Exercise description
Gather every line in the records below that contains the string "marker".

(Extracted data entries)
################

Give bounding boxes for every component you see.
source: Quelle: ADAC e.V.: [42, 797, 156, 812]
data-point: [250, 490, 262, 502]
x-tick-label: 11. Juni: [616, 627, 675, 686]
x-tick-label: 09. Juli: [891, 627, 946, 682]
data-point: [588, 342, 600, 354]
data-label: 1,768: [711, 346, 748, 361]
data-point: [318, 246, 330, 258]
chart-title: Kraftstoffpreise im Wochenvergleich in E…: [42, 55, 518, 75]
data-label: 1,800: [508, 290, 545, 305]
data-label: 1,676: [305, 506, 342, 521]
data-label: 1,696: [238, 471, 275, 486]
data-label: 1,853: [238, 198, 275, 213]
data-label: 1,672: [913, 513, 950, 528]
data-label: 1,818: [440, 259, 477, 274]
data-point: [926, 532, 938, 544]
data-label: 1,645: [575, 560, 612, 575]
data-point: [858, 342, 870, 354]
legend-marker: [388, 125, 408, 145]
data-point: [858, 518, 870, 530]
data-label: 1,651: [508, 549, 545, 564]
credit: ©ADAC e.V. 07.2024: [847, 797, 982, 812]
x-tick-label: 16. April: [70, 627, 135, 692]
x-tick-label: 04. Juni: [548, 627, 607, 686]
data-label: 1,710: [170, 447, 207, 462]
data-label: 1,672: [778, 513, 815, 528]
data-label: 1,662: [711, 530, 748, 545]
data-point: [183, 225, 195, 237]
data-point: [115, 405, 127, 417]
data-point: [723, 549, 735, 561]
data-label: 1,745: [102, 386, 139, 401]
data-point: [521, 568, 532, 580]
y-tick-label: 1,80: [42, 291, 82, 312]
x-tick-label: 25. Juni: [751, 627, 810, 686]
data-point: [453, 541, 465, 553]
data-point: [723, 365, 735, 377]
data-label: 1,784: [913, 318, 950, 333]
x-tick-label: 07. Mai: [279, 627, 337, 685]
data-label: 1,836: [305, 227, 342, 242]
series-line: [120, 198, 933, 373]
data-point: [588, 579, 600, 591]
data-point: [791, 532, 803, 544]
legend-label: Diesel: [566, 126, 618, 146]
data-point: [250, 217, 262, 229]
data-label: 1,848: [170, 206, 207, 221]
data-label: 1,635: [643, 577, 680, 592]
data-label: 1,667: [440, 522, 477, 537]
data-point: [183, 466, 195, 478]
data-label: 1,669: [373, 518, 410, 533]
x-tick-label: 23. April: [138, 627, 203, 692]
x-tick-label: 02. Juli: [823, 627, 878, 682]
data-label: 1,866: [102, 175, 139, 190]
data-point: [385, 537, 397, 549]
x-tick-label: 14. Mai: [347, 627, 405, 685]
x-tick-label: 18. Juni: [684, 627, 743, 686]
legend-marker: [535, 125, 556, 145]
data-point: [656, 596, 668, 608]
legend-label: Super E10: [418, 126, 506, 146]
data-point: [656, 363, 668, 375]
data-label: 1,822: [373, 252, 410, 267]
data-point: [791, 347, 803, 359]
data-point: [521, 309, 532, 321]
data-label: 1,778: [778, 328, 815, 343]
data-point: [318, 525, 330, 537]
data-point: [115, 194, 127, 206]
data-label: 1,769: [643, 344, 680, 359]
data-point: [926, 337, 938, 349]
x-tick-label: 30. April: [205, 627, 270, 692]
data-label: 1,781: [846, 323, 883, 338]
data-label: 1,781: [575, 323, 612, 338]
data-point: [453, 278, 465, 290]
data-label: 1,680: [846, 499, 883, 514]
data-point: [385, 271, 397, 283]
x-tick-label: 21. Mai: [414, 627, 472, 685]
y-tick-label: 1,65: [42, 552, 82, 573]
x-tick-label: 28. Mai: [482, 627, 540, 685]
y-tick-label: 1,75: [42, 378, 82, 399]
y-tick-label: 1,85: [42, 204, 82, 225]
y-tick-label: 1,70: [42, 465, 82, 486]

################

Reply to the exercise
legend-marker: [388, 125, 408, 145]
legend-marker: [535, 125, 556, 145]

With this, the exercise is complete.